--- start Records supplied ---

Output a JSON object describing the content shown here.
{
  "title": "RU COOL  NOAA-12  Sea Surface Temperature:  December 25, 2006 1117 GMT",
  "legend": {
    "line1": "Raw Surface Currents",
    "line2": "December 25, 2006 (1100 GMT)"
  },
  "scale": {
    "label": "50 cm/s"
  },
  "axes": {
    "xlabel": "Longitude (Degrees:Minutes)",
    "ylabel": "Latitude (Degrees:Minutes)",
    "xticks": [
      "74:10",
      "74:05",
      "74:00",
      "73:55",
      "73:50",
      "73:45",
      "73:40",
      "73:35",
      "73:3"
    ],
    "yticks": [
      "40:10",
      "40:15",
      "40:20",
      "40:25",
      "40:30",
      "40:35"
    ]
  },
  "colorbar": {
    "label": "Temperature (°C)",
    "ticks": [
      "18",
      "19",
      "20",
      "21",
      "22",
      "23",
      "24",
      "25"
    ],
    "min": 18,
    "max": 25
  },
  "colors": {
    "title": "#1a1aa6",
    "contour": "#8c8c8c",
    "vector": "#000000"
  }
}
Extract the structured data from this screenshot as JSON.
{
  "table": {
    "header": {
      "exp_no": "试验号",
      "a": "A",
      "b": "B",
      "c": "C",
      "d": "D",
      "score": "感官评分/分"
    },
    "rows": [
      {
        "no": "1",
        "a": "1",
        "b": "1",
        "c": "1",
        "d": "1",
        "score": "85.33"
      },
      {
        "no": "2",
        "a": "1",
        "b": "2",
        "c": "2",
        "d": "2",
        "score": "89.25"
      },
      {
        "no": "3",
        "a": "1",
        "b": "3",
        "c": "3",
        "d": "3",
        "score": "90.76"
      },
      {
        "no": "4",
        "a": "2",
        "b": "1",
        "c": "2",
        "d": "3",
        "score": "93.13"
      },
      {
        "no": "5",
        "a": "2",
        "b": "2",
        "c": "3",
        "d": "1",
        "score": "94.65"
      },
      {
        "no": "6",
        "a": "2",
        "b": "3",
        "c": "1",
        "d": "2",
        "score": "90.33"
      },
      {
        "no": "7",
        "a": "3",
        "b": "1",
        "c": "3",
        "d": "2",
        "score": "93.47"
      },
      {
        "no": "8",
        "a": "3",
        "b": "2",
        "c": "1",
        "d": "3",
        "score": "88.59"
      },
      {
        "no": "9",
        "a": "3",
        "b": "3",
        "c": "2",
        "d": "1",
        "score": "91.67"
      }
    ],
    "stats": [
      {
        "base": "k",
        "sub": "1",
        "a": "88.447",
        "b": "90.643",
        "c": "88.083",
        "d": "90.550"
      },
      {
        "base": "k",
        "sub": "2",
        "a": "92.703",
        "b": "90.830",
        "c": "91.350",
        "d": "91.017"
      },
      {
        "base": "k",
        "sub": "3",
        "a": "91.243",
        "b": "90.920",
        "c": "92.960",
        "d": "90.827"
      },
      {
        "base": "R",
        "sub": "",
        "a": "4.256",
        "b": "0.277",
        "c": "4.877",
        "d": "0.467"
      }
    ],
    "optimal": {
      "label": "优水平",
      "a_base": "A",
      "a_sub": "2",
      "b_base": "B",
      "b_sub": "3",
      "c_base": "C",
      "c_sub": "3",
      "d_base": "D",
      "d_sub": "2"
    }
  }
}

--- end Records supplied ---

Instructions to follow: Reproduce all data above, unchanged.

Response to this task:
Output a JSON object describing the content shown here.
{
  "title": "RU COOL  NOAA-12  Sea Surface Temperature:  December 25, 2006 1117 GMT",
  "legend": {
    "line1": "Raw Surface Currents",
    "line2": "December 25, 2006 (1100 GMT)"
  },
  "scale": {
    "label": "50 cm/s"
  },
  "axes": {
    "xlabel": "Longitude (Degrees:Minutes)",
    "ylabel": "Latitude (Degrees:Minutes)",
    "xticks": [
      "74:10",
      "74:05",
      "74:00",
      "73:55",
      "73:50",
      "73:45",
      "73:40",
      "73:35",
      "73:3"
    ],
    "yticks": [
      "40:10",
      "40:15",
      "40:20",
      "40:25",
      "40:30",
      "40:35"
    ]
  },
  "colorbar": {
    "label": "Temperature (°C)",
    "ticks": [
      "18",
      "19",
      "20",
      "21",
      "22",
      "23",
      "24",
      "25"
    ],
    "min": 18,
    "max": 25
  },
  "colors": {
    "title": "#1a1aa6",
    "contour": "#8c8c8c",
    "vector": "#000000"
  }
}
Extract the structured data from this screenshot as JSON.
{
  "table": {
    "header": {
      "exp_no": "试验号",
      "a": "A",
      "b": "B",
      "c": "C",
      "d": "D",
      "score": "感官评分/分"
    },
    "rows": [
      {
        "no": "1",
        "a": "1",
        "b": "1",
        "c": "1",
        "d": "1",
        "score": "85.33"
      },
      {
        "no": "2",
        "a": "1",
        "b": "2",
        "c": "2",
        "d": "2",
        "score": "89.25"
      },
      {
        "no": "3",
        "a": "1",
        "b": "3",
        "c": "3",
        "d": "3",
        "score": "90.76"
      },
      {
        "no": "4",
        "a": "2",
        "b": "1",
        "c": "2",
        "d": "3",
        "score": "93.13"
      },
      {
        "no": "5",
        "a": "2",
        "b": "2",
        "c": "3",
        "d": "1",
        "score": "94.65"
      },
      {
        "no": "6",
        "a": "2",
        "b": "3",
        "c": "1",
        "d": "2",
        "score": "90.33"
      },
      {
        "no": "7",
        "a": "3",
        "b": "1",
        "c": "3",
        "d": "2",
        "score": "93.47"
      },
      {
        "no": "8",
        "a": "3",
        "b": "2",
        "c": "1",
        "d": "3",
        "score": "88.59"
      },
      {
        "no": "9",
        "a": "3",
        "b": "3",
        "c": "2",
        "d": "1",
        "score": "91.67"
      }
    ],
    "stats": [
      {
        "base": "k",
        "sub": "1",
        "a": "88.447",
        "b": "90.643",
        "c": "88.083",
        "d": "90.550"
      },
      {
        "base": "k",
        "sub": "2",
        "a": "92.703",
        "b": "90.830",
        "c": "91.350",
        "d": "91.017"
      },
      {
        "base": "k",
        "sub": "3",
        "a": "91.243",
        "b": "90.920",
        "c": "92.960",
        "d": "90.827"
      },
      {
        "base": "R",
        "sub": "",
        "a": "4.256",
        "b": "0.277",
        "c": "4.877",
        "d": "0.467"
      }
    ],
    "optimal": {
      "label": "优水平",
      "a_base": "A",
      "a_sub": "2",
      "b_base": "B",
      "b_sub": "3",
      "c_base": "C",
      "c_sub": "3",
      "d_base": "D",
      "d_sub": "2"
    }
  }
}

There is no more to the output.